» **TASK TO CARRY OUT**
Pick out the lines below that include the string "rentegaranti".
Begin RECORDS FOR THE EXERCISE
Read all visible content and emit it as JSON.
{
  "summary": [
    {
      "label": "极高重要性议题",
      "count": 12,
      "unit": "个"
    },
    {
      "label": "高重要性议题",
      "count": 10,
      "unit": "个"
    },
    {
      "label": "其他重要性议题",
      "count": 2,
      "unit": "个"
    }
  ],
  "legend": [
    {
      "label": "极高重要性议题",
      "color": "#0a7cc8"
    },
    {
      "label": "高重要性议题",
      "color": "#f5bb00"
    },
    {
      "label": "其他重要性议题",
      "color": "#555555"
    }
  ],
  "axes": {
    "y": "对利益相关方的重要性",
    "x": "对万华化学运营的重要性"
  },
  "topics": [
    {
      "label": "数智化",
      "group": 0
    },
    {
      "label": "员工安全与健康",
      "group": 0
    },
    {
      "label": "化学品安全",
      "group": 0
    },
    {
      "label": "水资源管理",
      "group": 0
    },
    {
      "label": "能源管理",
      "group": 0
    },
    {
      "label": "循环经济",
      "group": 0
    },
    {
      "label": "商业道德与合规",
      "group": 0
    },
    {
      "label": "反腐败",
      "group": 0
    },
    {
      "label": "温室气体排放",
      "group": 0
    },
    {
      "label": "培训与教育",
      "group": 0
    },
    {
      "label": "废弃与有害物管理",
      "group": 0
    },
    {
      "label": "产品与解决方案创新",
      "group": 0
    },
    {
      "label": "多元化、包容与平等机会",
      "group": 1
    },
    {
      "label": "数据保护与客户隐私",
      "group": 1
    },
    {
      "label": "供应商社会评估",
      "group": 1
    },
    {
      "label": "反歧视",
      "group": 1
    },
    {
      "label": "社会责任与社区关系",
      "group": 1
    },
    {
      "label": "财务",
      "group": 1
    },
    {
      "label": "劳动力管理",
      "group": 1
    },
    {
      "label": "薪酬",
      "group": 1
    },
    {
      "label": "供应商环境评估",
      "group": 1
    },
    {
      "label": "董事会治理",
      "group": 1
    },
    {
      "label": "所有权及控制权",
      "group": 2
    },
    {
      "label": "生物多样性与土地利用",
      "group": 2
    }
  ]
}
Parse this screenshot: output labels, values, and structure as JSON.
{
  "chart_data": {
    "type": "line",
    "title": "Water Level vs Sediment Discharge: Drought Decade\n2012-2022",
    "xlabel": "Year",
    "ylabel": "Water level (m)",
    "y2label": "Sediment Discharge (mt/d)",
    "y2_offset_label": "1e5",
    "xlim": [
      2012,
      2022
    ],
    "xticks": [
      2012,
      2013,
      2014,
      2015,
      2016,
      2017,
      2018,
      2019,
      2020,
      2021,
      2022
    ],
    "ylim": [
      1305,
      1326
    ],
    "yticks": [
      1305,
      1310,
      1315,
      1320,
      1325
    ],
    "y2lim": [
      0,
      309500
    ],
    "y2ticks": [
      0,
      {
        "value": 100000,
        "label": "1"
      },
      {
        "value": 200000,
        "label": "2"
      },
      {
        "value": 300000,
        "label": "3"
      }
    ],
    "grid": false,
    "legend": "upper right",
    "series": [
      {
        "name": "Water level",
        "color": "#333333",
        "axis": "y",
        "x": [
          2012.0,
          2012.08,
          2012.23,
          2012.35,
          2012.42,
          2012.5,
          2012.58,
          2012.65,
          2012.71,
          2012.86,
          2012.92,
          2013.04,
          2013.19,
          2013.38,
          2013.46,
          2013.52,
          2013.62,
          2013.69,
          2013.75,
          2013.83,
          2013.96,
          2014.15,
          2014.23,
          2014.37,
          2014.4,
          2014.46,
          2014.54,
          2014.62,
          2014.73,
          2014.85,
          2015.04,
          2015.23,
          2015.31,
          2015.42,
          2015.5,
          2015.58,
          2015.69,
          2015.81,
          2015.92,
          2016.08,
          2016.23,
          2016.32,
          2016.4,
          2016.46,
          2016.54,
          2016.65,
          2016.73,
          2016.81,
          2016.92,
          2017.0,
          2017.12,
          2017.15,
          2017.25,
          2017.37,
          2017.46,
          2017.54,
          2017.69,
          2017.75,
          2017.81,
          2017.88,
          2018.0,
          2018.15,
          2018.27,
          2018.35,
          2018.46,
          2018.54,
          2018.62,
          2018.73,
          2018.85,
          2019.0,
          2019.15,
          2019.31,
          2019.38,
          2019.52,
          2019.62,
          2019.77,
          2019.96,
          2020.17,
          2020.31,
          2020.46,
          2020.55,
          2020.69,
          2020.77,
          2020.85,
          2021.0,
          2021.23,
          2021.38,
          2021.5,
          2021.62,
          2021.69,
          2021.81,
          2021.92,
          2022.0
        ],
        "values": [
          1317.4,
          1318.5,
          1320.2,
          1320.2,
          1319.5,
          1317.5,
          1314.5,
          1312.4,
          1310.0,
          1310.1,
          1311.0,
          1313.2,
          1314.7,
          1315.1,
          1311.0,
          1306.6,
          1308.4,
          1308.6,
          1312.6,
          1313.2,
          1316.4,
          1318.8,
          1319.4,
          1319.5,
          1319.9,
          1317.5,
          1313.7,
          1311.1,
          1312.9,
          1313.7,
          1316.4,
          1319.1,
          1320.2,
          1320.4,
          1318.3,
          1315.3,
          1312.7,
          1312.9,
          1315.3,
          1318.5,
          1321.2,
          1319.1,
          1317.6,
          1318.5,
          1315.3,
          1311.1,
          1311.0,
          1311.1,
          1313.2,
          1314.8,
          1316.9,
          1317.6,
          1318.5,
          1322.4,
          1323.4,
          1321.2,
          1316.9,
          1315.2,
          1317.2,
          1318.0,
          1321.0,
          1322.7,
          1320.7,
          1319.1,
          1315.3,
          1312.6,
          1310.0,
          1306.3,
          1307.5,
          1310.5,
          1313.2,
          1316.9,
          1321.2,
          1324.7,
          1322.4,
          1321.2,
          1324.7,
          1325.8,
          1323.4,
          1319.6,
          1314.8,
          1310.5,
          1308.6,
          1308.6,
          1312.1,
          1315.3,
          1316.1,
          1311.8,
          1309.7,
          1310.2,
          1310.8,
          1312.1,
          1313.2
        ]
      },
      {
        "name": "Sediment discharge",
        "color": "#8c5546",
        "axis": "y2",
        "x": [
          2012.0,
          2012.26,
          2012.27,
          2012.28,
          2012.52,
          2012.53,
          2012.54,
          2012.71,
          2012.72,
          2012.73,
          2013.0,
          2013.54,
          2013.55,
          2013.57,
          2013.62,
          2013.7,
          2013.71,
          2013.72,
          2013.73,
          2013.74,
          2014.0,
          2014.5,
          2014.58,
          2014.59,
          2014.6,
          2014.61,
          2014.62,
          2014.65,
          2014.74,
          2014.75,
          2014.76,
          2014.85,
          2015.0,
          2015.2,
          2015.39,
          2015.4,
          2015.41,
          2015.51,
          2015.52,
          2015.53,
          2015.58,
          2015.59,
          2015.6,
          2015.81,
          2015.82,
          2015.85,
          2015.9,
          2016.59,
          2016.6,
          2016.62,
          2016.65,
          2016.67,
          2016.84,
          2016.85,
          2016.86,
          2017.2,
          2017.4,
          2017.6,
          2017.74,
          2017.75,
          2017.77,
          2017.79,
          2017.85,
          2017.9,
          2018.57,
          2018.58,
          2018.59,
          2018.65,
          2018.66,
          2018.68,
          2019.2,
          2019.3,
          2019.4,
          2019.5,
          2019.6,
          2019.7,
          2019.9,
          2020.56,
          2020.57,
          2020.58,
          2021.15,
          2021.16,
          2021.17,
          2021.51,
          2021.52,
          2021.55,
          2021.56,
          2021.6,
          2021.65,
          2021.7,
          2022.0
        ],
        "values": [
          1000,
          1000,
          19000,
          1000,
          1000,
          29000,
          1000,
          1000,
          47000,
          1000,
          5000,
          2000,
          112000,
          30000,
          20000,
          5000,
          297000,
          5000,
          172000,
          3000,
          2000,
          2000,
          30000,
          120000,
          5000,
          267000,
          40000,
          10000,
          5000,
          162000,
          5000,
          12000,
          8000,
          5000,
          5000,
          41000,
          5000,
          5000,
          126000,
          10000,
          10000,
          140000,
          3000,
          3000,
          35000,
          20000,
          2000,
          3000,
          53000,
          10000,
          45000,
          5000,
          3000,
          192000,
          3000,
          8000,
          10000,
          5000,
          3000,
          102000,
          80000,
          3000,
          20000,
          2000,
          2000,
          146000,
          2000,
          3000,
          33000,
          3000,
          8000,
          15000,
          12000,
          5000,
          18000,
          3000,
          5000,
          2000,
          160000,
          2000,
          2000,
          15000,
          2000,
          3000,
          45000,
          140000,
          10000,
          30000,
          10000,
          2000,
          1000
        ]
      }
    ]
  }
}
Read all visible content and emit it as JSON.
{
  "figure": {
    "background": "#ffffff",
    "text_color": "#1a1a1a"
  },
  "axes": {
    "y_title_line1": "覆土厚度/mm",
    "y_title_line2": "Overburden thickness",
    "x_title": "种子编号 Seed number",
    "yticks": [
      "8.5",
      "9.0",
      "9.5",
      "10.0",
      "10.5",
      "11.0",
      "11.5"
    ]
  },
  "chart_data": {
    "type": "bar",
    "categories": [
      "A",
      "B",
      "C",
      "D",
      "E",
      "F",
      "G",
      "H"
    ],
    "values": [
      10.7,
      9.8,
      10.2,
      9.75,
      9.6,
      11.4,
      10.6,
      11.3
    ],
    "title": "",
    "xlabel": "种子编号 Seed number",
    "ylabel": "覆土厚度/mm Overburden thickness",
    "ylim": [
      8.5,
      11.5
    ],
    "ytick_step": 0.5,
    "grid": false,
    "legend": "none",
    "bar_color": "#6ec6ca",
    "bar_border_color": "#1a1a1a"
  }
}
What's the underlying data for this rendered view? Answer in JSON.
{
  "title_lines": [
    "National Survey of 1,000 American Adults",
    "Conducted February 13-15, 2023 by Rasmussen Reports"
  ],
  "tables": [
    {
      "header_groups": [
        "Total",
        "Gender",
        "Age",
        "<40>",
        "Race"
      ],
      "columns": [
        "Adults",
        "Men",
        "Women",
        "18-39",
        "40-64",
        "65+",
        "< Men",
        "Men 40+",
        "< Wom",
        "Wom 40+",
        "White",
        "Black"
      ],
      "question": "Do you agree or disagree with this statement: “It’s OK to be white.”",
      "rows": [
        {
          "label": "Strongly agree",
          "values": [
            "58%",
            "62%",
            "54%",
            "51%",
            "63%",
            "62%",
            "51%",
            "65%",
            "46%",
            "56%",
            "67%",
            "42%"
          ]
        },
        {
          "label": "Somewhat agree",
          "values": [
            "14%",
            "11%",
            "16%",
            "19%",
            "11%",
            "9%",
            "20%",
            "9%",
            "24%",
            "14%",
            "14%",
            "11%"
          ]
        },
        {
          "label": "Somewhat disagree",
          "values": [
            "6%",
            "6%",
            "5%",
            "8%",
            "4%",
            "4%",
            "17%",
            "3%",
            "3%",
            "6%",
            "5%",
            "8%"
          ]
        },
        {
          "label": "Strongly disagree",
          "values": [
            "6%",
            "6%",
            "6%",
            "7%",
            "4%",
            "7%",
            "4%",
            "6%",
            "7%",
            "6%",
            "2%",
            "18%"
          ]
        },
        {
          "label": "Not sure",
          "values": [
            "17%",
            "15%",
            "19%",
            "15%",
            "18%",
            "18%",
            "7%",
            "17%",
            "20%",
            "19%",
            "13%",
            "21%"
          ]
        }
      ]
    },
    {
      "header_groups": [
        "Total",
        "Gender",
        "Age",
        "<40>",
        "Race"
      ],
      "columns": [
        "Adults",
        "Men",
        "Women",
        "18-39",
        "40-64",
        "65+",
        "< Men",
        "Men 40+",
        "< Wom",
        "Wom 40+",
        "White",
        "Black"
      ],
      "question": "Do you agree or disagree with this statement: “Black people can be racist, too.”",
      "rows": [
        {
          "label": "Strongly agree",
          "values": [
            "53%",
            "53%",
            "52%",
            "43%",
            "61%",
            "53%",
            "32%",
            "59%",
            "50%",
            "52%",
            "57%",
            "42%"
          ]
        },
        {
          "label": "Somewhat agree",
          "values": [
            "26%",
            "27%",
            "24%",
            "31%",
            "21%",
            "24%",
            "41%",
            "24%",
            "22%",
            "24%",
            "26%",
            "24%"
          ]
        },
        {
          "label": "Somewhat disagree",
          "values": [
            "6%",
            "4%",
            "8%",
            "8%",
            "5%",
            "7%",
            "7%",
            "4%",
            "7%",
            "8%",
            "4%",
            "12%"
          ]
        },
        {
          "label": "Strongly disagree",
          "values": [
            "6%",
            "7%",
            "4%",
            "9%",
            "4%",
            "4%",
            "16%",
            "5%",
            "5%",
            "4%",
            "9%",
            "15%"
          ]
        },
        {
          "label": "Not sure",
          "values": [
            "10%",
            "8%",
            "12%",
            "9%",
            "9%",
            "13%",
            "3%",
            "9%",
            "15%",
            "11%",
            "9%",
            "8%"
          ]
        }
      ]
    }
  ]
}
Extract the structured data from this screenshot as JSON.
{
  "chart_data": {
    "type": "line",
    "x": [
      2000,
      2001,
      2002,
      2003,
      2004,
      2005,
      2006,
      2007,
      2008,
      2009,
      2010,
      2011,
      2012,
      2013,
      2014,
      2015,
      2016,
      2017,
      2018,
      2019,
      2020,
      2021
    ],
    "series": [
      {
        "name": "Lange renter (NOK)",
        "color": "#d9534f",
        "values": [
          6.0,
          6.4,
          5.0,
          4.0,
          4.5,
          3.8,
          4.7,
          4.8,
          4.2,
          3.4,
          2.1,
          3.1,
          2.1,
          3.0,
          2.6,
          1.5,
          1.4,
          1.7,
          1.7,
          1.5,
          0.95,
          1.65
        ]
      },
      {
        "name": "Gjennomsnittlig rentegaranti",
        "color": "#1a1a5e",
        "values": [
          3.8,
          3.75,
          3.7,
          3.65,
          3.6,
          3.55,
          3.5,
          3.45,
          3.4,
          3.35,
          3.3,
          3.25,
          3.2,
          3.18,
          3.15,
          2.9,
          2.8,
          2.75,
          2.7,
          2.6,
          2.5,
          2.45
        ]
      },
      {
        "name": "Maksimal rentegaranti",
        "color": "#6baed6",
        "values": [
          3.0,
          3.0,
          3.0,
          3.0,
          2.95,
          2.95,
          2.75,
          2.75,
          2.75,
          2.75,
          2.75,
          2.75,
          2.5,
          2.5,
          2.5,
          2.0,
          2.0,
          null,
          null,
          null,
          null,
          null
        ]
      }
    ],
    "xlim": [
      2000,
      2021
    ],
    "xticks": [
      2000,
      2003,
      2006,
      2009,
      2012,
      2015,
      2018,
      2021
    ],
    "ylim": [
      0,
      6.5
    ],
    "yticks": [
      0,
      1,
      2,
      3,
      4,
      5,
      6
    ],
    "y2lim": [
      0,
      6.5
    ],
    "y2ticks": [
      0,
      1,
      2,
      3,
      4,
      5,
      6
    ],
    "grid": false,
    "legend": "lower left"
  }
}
End RECORDS FOR THE EXERCISE
» **RESPONSE FOR THIS EXERCISE**
        "name": "Gjennomsnittlig rentegaranti",
        "name": "Maksimal rentegaranti",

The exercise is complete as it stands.